» **Collection entries**

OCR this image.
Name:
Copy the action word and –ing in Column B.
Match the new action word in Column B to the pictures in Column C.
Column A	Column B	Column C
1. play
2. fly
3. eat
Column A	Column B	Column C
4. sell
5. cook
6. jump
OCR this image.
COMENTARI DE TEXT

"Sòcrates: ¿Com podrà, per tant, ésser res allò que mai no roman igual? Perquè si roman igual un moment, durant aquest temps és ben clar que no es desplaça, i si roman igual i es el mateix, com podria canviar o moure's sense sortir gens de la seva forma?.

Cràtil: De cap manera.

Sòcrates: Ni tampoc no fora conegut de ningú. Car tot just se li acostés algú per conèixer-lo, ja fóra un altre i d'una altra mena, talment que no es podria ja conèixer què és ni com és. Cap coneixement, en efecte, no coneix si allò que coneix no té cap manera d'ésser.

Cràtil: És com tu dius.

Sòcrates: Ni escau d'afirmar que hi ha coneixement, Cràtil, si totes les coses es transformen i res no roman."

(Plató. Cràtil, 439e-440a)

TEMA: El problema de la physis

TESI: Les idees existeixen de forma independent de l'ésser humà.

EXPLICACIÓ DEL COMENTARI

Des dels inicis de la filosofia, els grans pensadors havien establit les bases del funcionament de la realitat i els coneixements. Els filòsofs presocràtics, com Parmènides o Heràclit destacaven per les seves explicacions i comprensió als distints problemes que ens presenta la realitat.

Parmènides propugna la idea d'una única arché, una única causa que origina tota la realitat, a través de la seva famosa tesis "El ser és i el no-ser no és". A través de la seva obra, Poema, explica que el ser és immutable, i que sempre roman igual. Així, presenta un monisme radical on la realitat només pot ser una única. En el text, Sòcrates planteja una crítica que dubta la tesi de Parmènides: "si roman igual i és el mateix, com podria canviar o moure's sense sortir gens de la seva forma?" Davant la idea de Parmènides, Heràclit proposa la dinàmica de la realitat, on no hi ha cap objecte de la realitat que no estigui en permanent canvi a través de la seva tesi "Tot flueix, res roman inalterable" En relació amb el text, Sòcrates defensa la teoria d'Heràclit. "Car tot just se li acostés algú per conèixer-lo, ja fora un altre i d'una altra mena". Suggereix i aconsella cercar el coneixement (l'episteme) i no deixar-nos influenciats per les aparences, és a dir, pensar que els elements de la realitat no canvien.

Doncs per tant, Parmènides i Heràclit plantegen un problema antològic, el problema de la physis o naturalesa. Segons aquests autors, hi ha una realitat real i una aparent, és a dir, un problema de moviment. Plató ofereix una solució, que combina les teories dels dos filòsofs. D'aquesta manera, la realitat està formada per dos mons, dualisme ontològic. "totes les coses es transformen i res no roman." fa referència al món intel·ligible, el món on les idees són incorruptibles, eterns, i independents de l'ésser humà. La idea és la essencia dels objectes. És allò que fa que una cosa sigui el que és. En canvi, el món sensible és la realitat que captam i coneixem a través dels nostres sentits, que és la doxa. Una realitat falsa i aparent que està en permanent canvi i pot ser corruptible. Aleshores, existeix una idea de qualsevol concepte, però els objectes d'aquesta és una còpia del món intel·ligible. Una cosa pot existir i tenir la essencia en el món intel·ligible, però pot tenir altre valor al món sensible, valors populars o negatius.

» **Short problem**
Reply with nothing but the number of lines in the data above that contain "word".

» **In response**
2